Exercise instructions: Can you write out all of the material below, word for word?

>> start Stored records

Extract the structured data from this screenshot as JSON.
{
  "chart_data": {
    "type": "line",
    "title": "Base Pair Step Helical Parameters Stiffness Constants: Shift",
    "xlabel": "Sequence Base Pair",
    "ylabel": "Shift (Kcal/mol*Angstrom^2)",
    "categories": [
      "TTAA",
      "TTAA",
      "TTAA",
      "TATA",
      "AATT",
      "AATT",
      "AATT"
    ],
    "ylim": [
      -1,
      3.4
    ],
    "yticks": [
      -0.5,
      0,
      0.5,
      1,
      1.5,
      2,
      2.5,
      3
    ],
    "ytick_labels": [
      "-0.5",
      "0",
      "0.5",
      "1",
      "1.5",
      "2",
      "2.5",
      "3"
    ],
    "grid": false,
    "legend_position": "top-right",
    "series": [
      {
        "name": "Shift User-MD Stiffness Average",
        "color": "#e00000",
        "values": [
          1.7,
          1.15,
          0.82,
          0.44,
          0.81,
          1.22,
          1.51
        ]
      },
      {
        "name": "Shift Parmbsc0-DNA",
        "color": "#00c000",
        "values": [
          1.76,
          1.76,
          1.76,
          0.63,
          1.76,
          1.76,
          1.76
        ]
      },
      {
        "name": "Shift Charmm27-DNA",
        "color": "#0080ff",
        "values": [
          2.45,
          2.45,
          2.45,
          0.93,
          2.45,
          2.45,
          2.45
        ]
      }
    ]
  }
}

>> end Stored records

Full output:
Extract the structured data from this screenshot as JSON.
{
  "chart_data": {
    "type": "line",
    "title": "Base Pair Step Helical Parameters Stiffness Constants: Shift",
    "xlabel": "Sequence Base Pair",
    "ylabel": "Shift (Kcal/mol*Angstrom^2)",
    "categories": [
      "TTAA",
      "TTAA",
      "TTAA",
      "TATA",
      "AATT",
      "AATT",
      "AATT"
    ],
    "ylim": [
      -1,
      3.4
    ],
    "yticks": [
      -0.5,
      0,
      0.5,
      1,
      1.5,
      2,
      2.5,
      3
    ],
    "ytick_labels": [
      "-0.5",
      "0",
      "0.5",
      "1",
      "1.5",
      "2",
      "2.5",
      "3"
    ],
    "grid": false,
    "legend_position": "top-right",
    "series": [
      {
        "name": "Shift User-MD Stiffness Average",
        "color": "#e00000",
        "values": [
          1.7,
          1.15,
          0.82,
          0.44,
          0.81,
          1.22,
          1.51
        ]
      },
      {
        "name": "Shift Parmbsc0-DNA",
        "color": "#00c000",
        "values": [
          1.76,
          1.76,
          1.76,
          0.63,
          1.76,
          1.76,
          1.76
        ]
      },
      {
        "name": "Shift Charmm27-DNA",
        "color": "#0080ff",
        "values": [
          2.45,
          2.45,
          2.45,
          0.93,
          2.45,
          2.45,
          2.45
        ]
      }
    ]
  }
}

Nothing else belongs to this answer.